Locate the word "text" in the material, then show every line that holds it.

#### The input ####

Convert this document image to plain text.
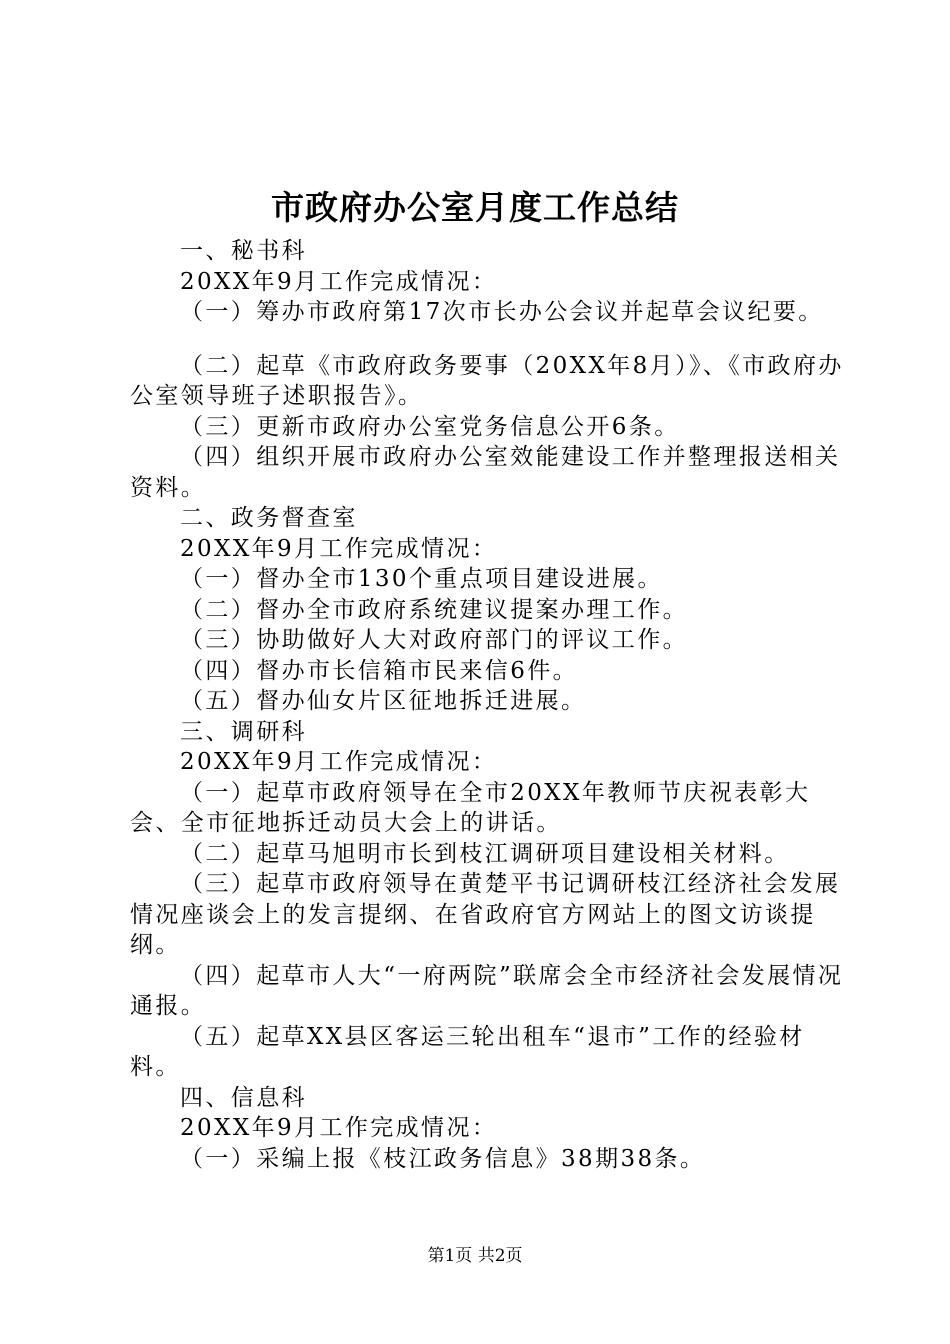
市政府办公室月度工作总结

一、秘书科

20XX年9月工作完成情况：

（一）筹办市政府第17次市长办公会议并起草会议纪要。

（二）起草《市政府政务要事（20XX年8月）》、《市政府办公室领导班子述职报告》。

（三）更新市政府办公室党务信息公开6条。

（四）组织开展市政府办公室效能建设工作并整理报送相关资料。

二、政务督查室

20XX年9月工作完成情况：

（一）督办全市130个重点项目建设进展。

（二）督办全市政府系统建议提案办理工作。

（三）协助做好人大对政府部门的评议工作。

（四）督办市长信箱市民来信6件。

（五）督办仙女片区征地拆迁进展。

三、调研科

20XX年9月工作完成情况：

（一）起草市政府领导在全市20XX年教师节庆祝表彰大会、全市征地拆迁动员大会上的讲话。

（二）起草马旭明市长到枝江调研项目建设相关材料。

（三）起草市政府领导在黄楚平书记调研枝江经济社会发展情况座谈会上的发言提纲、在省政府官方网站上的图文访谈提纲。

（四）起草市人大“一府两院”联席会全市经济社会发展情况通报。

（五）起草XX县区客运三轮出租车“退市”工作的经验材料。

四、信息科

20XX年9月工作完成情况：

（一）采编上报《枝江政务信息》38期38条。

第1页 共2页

####
#### The input ####

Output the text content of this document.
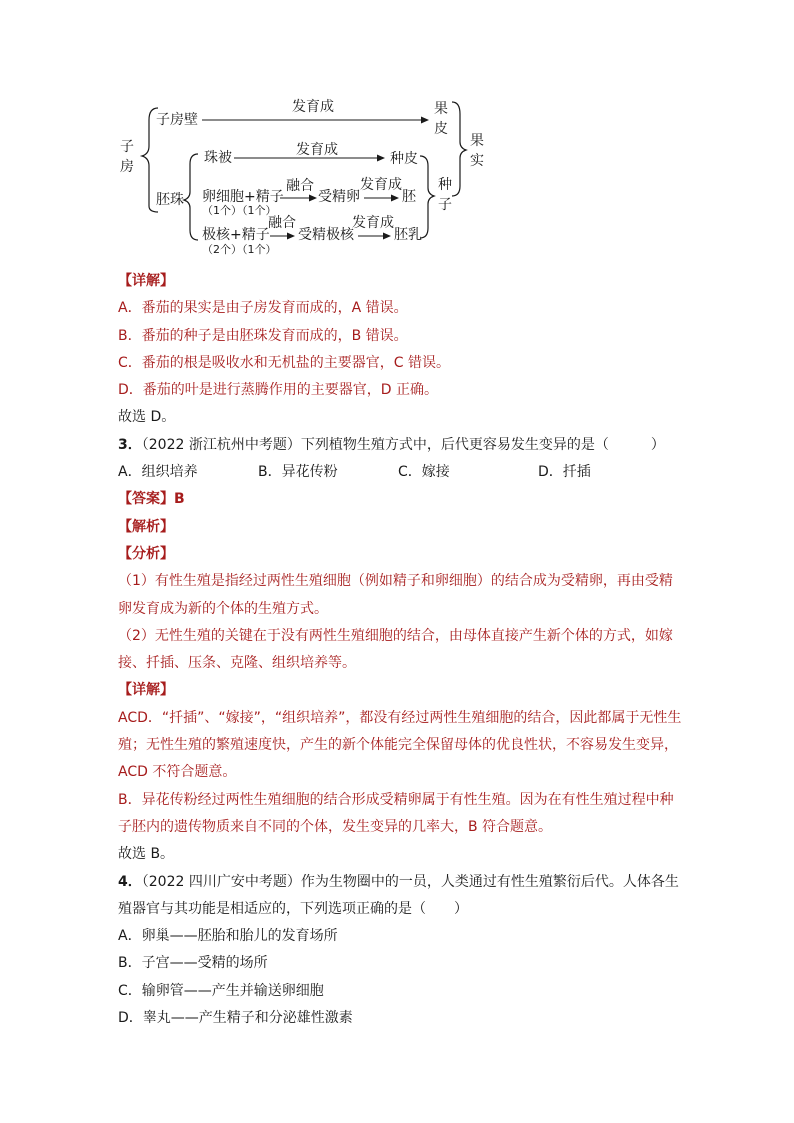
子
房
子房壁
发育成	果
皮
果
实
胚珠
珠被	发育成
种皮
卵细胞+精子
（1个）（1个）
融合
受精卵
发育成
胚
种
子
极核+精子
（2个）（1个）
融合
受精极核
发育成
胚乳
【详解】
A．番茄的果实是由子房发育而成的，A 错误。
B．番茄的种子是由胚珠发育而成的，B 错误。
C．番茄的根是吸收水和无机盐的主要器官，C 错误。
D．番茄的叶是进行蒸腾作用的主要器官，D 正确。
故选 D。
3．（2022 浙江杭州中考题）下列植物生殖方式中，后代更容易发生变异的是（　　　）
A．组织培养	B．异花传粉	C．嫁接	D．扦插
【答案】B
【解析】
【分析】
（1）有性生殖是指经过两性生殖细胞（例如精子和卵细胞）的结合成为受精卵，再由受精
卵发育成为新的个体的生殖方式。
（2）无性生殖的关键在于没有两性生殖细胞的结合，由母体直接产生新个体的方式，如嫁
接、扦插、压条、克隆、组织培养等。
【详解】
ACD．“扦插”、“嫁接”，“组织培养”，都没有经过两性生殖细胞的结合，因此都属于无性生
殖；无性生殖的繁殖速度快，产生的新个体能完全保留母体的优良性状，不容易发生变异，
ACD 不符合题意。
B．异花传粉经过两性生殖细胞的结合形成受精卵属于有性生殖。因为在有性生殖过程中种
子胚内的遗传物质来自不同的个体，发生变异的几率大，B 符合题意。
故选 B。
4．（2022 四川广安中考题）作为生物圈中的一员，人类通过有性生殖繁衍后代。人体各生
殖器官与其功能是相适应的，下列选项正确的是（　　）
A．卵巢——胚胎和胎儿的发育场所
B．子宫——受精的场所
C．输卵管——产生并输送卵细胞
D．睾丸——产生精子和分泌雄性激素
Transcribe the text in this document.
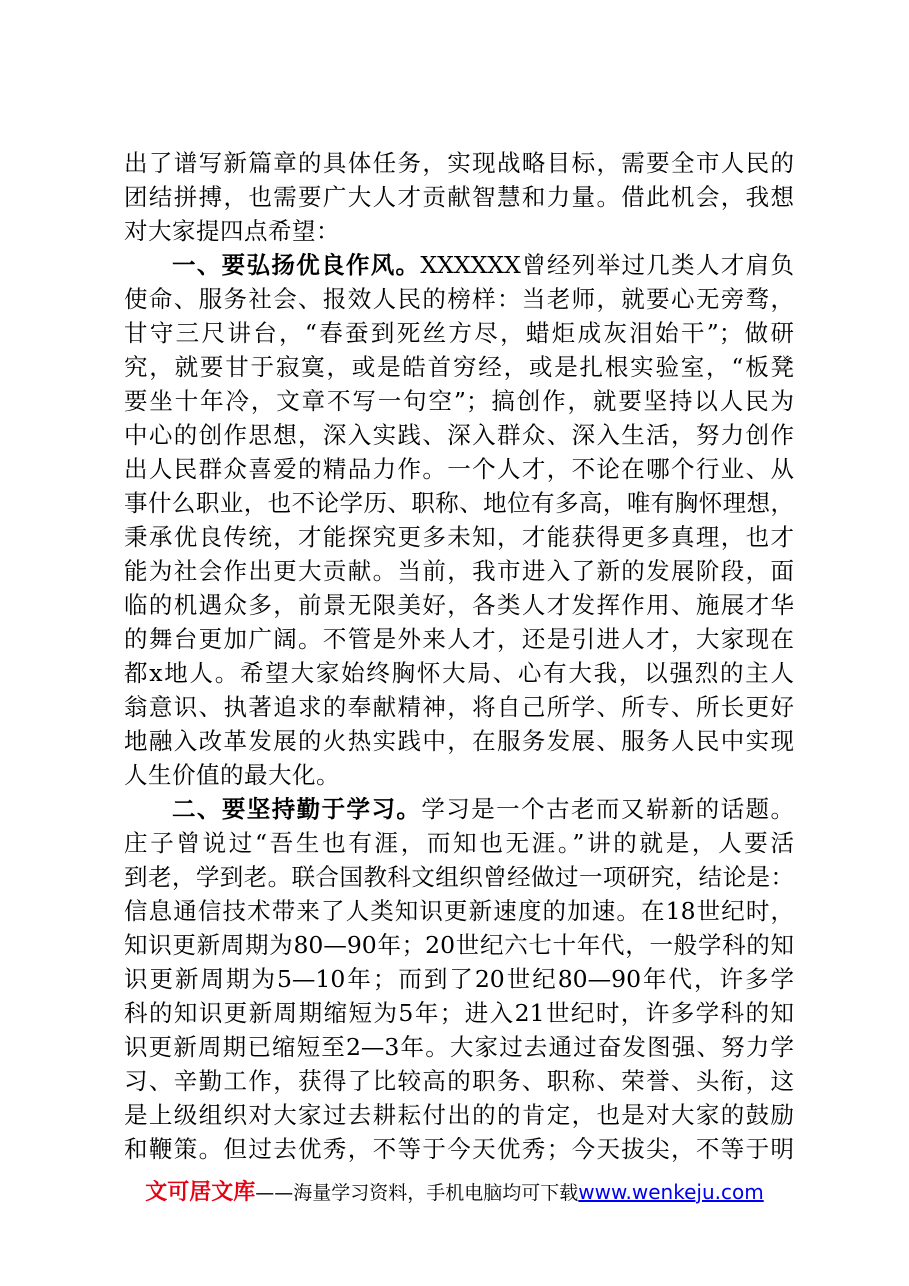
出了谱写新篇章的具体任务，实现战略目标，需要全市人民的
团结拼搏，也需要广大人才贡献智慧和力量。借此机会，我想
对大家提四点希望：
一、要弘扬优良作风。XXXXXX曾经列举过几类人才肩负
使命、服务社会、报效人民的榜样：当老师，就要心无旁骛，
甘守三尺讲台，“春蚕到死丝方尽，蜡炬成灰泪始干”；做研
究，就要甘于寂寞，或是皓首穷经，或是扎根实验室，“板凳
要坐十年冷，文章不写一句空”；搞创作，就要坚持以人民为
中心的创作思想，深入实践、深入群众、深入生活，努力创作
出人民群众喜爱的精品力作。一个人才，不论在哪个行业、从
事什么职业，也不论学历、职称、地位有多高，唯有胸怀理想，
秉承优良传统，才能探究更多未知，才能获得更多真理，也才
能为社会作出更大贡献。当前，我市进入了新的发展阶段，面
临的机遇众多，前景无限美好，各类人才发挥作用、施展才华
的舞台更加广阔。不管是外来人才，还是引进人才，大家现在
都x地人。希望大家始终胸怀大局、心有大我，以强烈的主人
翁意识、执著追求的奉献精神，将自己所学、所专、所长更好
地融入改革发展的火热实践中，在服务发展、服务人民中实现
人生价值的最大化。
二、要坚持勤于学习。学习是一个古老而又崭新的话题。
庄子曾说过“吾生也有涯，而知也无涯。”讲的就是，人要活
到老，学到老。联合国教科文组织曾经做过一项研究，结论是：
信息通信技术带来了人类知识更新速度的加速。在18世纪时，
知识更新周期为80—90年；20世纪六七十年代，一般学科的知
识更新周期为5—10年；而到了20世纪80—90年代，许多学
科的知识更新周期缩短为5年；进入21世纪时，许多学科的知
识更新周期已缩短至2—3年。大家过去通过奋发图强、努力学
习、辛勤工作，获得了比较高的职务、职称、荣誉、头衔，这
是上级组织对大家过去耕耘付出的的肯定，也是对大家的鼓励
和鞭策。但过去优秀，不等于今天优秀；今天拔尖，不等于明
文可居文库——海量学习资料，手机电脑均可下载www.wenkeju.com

####

## Full output
Convert this document image to plain text.
Output the text content of this document.
Transcribe the text in this document.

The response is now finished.